| What the task asks |
Your task is to repeat the lines below exactly, excluding any pictures they contain.

==== Available records

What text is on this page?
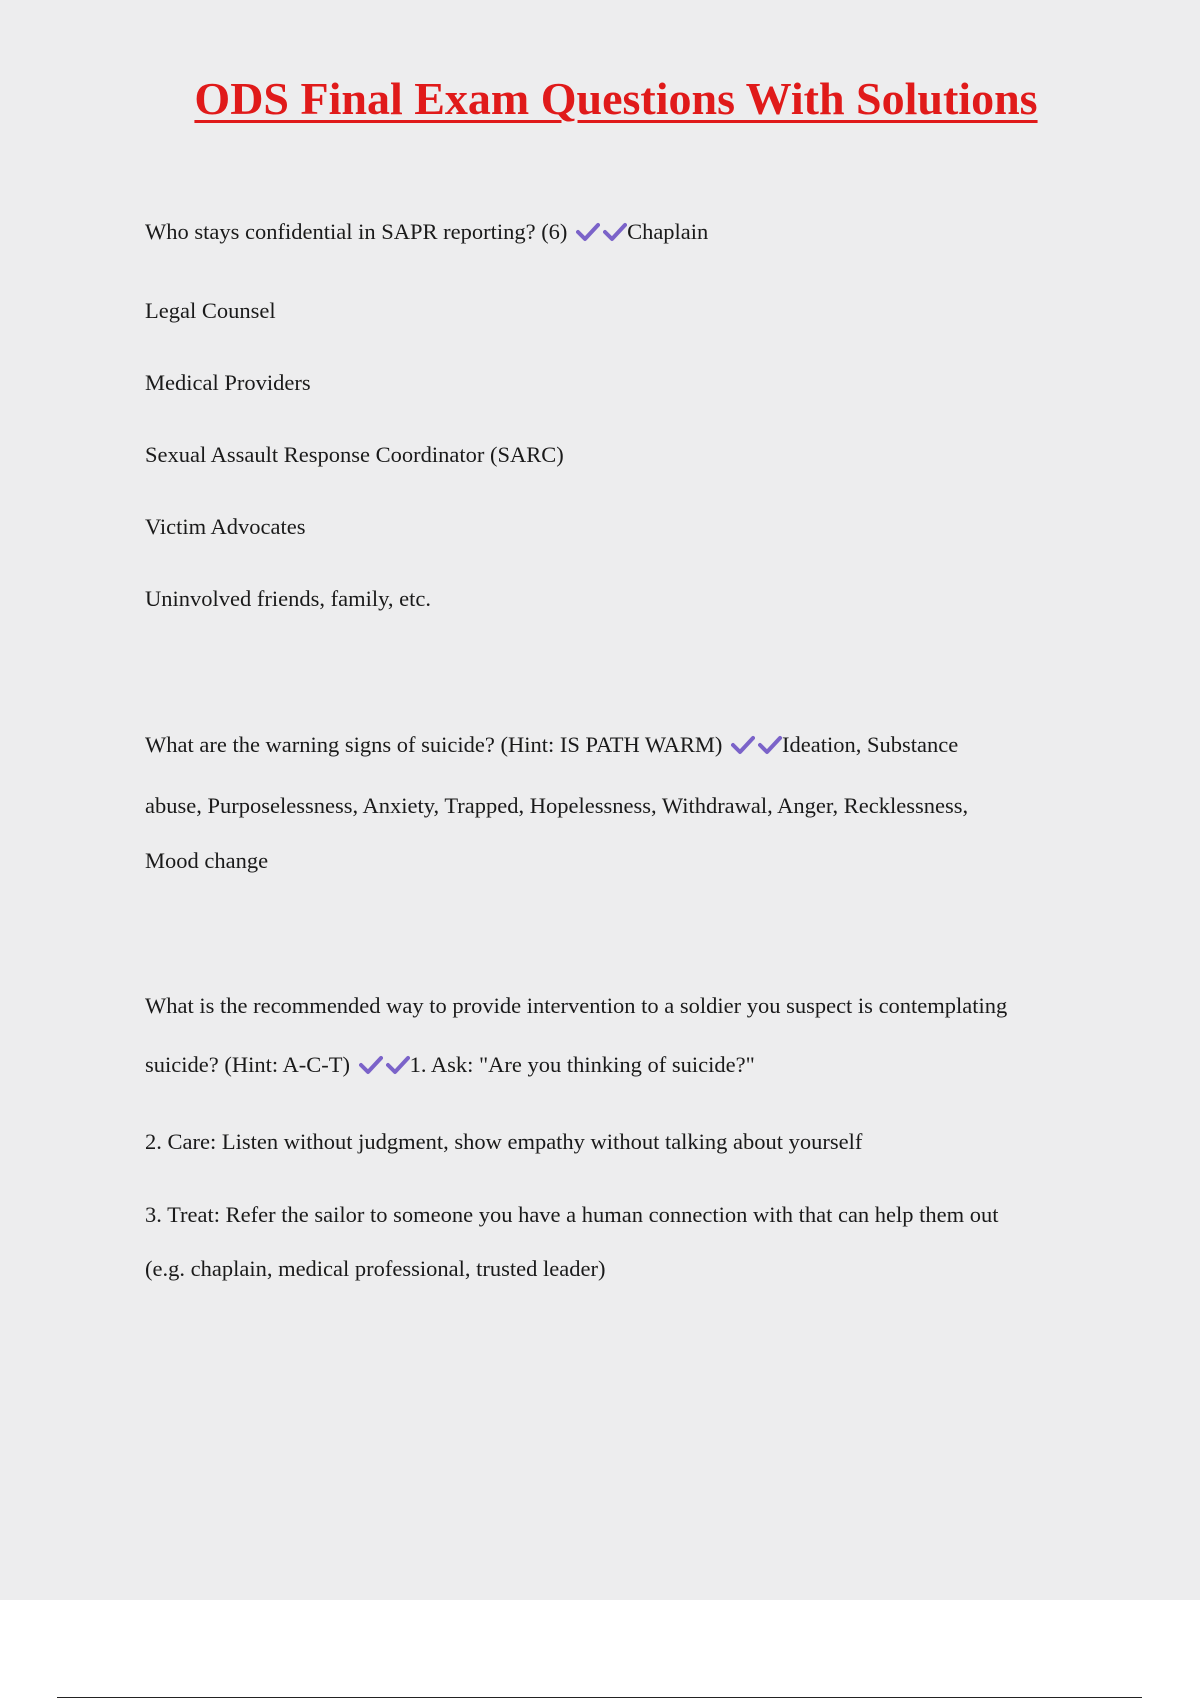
ODS Final Exam Questions With Solutions

Who stays confidential in SAPR reporting? (6)	Chaplain

Legal Counsel

Medical Providers

Sexual Assault Response Coordinator (SARC)

Victim Advocates

Uninvolved friends, family, etc.

What are the warning signs of suicide? (Hint: IS PATH WARM)	Ideation, Substance

abuse, Purposelessness, Anxiety, Trapped, Hopelessness, Withdrawal, Anger, Recklessness,

Mood change

What is the recommended way to provide intervention to a soldier you suspect is contemplating

suicide? (Hint: A-C-T)	1. Ask: "Are you thinking of suicide?"

2. Care: Listen without judgment, show empathy without talking about yourself

3. Treat: Refer the sailor to someone you have a human connection with that can help them out

(e.g. chaplain, medical professional, trusted leader)
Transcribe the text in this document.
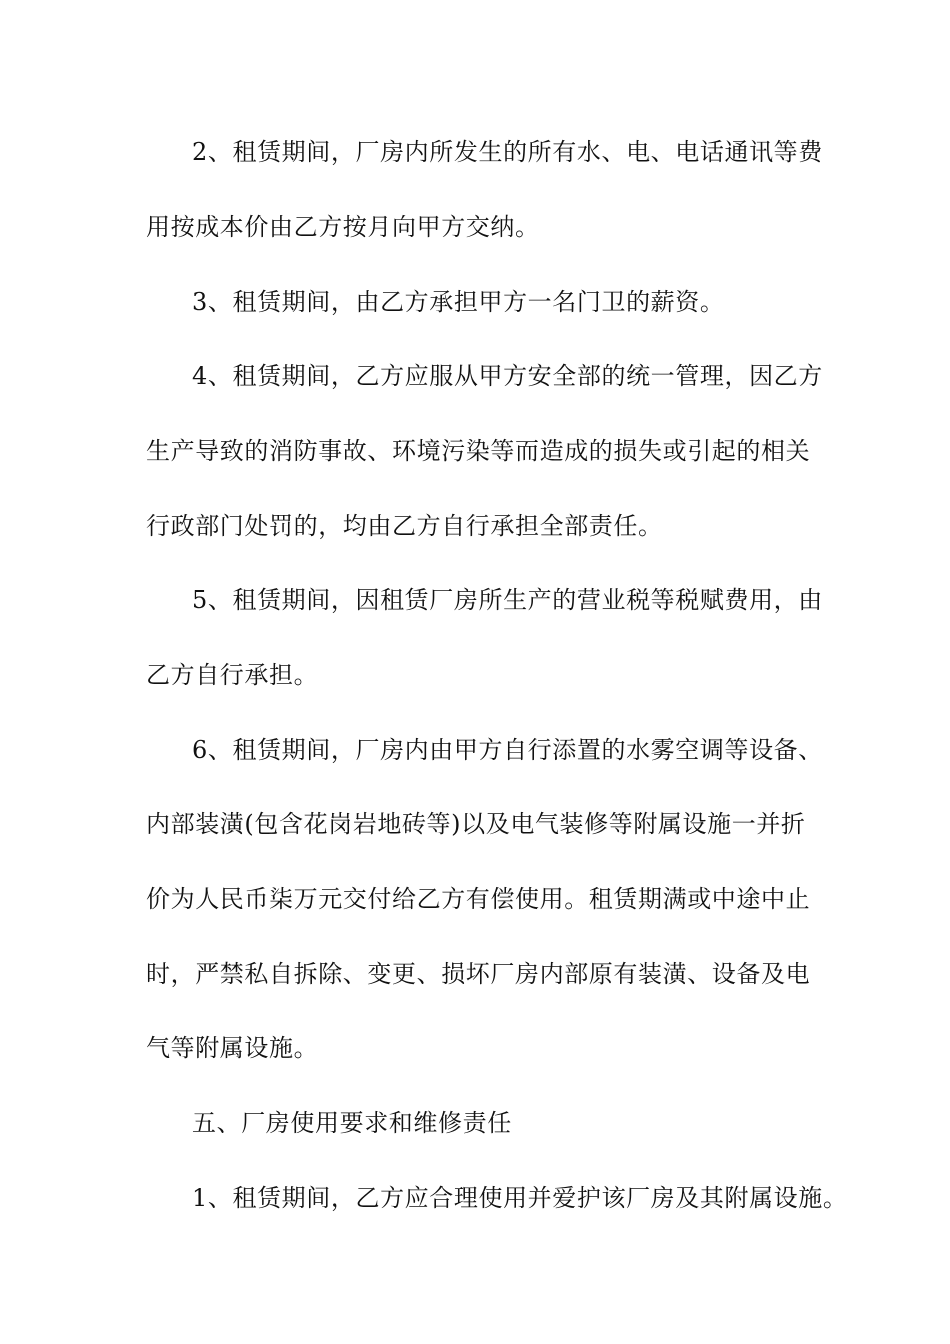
2、租赁期间，厂房内所发生的所有水、电、电话通讯等费
用按成本价由乙方按月向甲方交纳。
3、租赁期间，由乙方承担甲方一名门卫的薪资。
4、租赁期间，乙方应服从甲方安全部的统一管理，因乙方
生产导致的消防事故、环境污染等而造成的损失或引起的相关
行政部门处罚的，均由乙方自行承担全部责任。
5、租赁期间，因租赁厂房所生产的营业税等税赋费用，由
乙方自行承担。
6、租赁期间，厂房内由甲方自行添置的水雾空调等设备、
内部装潢(包含花岗岩地砖等)以及电气装修等附属设施一并折
价为人民币柒万元交付给乙方有偿使用。租赁期满或中途中止
时，严禁私自拆除、变更、损坏厂房内部原有装潢、设备及电
气等附属设施。
五、厂房使用要求和维修责任
1、租赁期间，乙方应合理使用并爱护该厂房及其附属设施。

========

| Response below |
What text is on this page?
ODS Final Exam Questions With Solutions

Who stays confidential in SAPR reporting? (6)	Chaplain

Legal Counsel

Medical Providers

Sexual Assault Response Coordinator (SARC)

Victim Advocates

Uninvolved friends, family, etc.

What are the warning signs of suicide? (Hint: IS PATH WARM)	Ideation, Substance

abuse, Purposelessness, Anxiety, Trapped, Hopelessness, Withdrawal, Anger, Recklessness,

Mood change

What is the recommended way to provide intervention to a soldier you suspect is contemplating

suicide? (Hint: A-C-T)	1. Ask: "Are you thinking of suicide?"

2. Care: Listen without judgment, show empathy without talking about yourself

3. Treat: Refer the sailor to someone you have a human connection with that can help them out

(e.g. chaplain, medical professional, trusted leader)
Transcribe the text in this document.
2、租赁期间，厂房内所发生的所有水、电、电话通讯等费
用按成本价由乙方按月向甲方交纳。
3、租赁期间，由乙方承担甲方一名门卫的薪资。
4、租赁期间，乙方应服从甲方安全部的统一管理，因乙方
生产导致的消防事故、环境污染等而造成的损失或引起的相关
行政部门处罚的，均由乙方自行承担全部责任。
5、租赁期间，因租赁厂房所生产的营业税等税赋费用，由
乙方自行承担。
6、租赁期间，厂房内由甲方自行添置的水雾空调等设备、
内部装潢(包含花岗岩地砖等)以及电气装修等附属设施一并折
价为人民币柒万元交付给乙方有偿使用。租赁期满或中途中止
时，严禁私自拆除、变更、损坏厂房内部原有装潢、设备及电
气等附属设施。
五、厂房使用要求和维修责任
1、租赁期间，乙方应合理使用并爱护该厂房及其附属设施。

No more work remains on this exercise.